* _THE EXERCISE_
Set down the records once more, please, exactly and with the pictures left out.

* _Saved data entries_
[start]
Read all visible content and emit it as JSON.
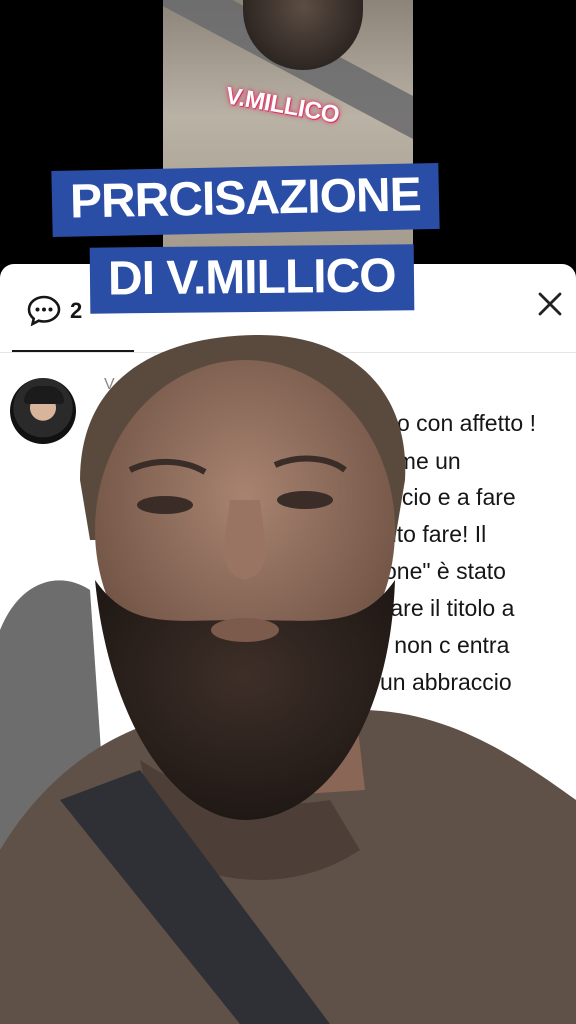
{
  "overlay": {
    "watermark": "V.MILLICO",
    "title_line1": "PRRCISAZIONE",
    "title_line2": "DI V.MILLICO"
  },
  "comments_sheet": {
    "count": "2",
    "username": "V",
    "comment_lines": [
      "o con affetto !",
      "ome un",
      "alcio e a fare",
      "uto fare! Il",
      "one\" è stato",
      "fare il titolo a",
      "di non c entra",
      "un abbraccio"
    ],
    "icons": {
      "comments": "speech-bubble-icon",
      "close": "close-icon"
    }
  },
  "colors": {
    "title_background": "#2a4ea6",
    "watermark_glow": "#e0406a"
  }
}
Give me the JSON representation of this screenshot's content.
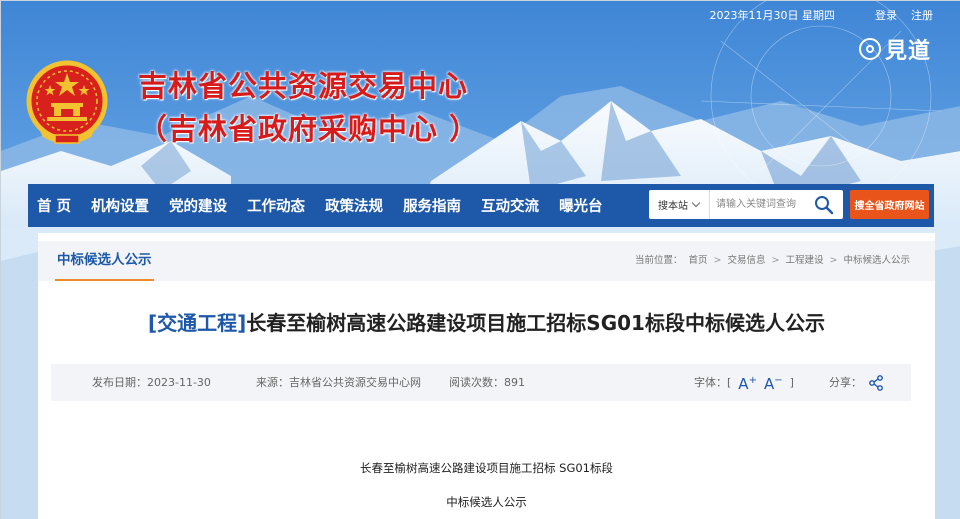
{
  "topbar": {
    "date": "2023年11月30日 星期四",
    "login": "登录",
    "register": "注册"
  },
  "watermark": {
    "text": "見道"
  },
  "header": {
    "title_line1": "吉林省公共资源交易中心",
    "title_line2": "（吉林省政府采购中心 ）"
  },
  "nav": {
    "items": [
      "首 页",
      "机构设置",
      "党的建设",
      "工作动态",
      "政策法规",
      "服务指南",
      "互动交流",
      "曝光台"
    ]
  },
  "search": {
    "scope": "搜本站",
    "placeholder": "请输入关键词查询",
    "gov_button": "搜全省政府网站"
  },
  "breadcrumb": {
    "section": "中标候选人公示",
    "prefix": "当前位置：",
    "items": [
      "首页",
      "交易信息",
      "工程建设",
      "中标候选人公示"
    ],
    "sep": ">"
  },
  "article": {
    "category": "[交通工程]",
    "title": "长春至榆树高速公路建设项目施工招标SG01标段中标候选人公示",
    "publish_date": "发布日期：2023-11-30",
    "source": "来源：吉林省公共资源交易中心网",
    "views": "阅读次数：891",
    "font_label": "字体：[",
    "font_close": "]",
    "font_up": "A",
    "font_down": "A",
    "share_label": "分享：",
    "body_line1": "长春至榆树高速公路建设项目施工招标 SG01标段",
    "body_line2": "中标候选人公示"
  },
  "colors": {
    "nav_bg": "#1e58a8",
    "title_red": "#d71b1b",
    "accent_orange": "#e8541a",
    "link_blue": "#1e58a8"
  }
}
[end]
* _RESULT OF THIS EXERCISE_
Read all visible content and emit it as JSON.
{
  "overlay": {
    "watermark": "V.MILLICO",
    "title_line1": "PRRCISAZIONE",
    "title_line2": "DI V.MILLICO"
  },
  "comments_sheet": {
    "count": "2",
    "username": "V",
    "comment_lines": [
      "o con affetto !",
      "ome un",
      "alcio e a fare",
      "uto fare! Il",
      "one\" è stato",
      "fare il titolo a",
      "di non c entra",
      "un abbraccio"
    ],
    "icons": {
      "comments": "speech-bubble-icon",
      "close": "close-icon"
    }
  },
  "colors": {
    "title_background": "#2a4ea6",
    "watermark_glow": "#e0406a"
  }
}
Give me the JSON representation of this screenshot's content.
{
  "topbar": {
    "date": "2023年11月30日 星期四",
    "login": "登录",
    "register": "注册"
  },
  "watermark": {
    "text": "見道"
  },
  "header": {
    "title_line1": "吉林省公共资源交易中心",
    "title_line2": "（吉林省政府采购中心 ）"
  },
  "nav": {
    "items": [
      "首 页",
      "机构设置",
      "党的建设",
      "工作动态",
      "政策法规",
      "服务指南",
      "互动交流",
      "曝光台"
    ]
  },
  "search": {
    "scope": "搜本站",
    "placeholder": "请输入关键词查询",
    "gov_button": "搜全省政府网站"
  },
  "breadcrumb": {
    "section": "中标候选人公示",
    "prefix": "当前位置：",
    "items": [
      "首页",
      "交易信息",
      "工程建设",
      "中标候选人公示"
    ],
    "sep": ">"
  },
  "article": {
    "category": "[交通工程]",
    "title": "长春至榆树高速公路建设项目施工招标SG01标段中标候选人公示",
    "publish_date": "发布日期：2023-11-30",
    "source": "来源：吉林省公共资源交易中心网",
    "views": "阅读次数：891",
    "font_label": "字体：[",
    "font_close": "]",
    "font_up": "A",
    "font_down": "A",
    "share_label": "分享：",
    "body_line1": "长春至榆树高速公路建设项目施工招标 SG01标段",
    "body_line2": "中标候选人公示"
  },
  "colors": {
    "nav_bg": "#1e58a8",
    "title_red": "#d71b1b",
    "accent_orange": "#e8541a",
    "link_blue": "#1e58a8"
  }
}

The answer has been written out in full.